## WHAT TO DO
Transcribe the material in full. Nothing should differ except that the pictures are left out.
——————————
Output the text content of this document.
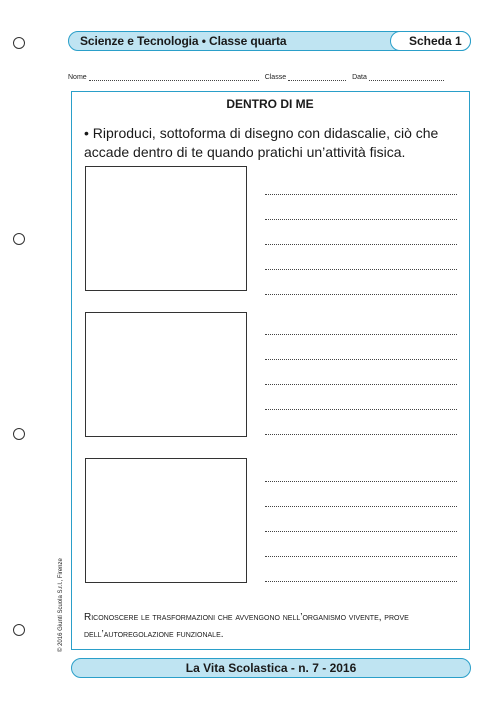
Scienze e Tecnologia • Classe quarta	Scheda 1
Nome	Classe	Data
DENTRO DI ME
• Riproduci, sottoforma di disegno con didascalie, ciò che accade dentro di te quando pratichi un’attività fisica.
Riconoscere le trasformazioni che avvengono nell’organismo vivente, prove dell’autoregolazione funzionale.
© 2016 Giunti Scuola S.r.l., Firenze
La Vita Scolastica - n. 7 - 2016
——————————
## CORRECT ANSWER
Output the text content of this document.
Scienze e Tecnologia • Classe quarta	Scheda 1
Nome	Classe	Data
DENTRO DI ME
• Riproduci, sottoforma di disegno con didascalie, ciò che accade dentro di te quando pratichi un’attività fisica.
Riconoscere le trasformazioni che avvengono nell’organismo vivente, prove dell’autoregolazione funzionale.
© 2016 Giunti Scuola S.r.l., Firenze
La Vita Scolastica - n. 7 - 2016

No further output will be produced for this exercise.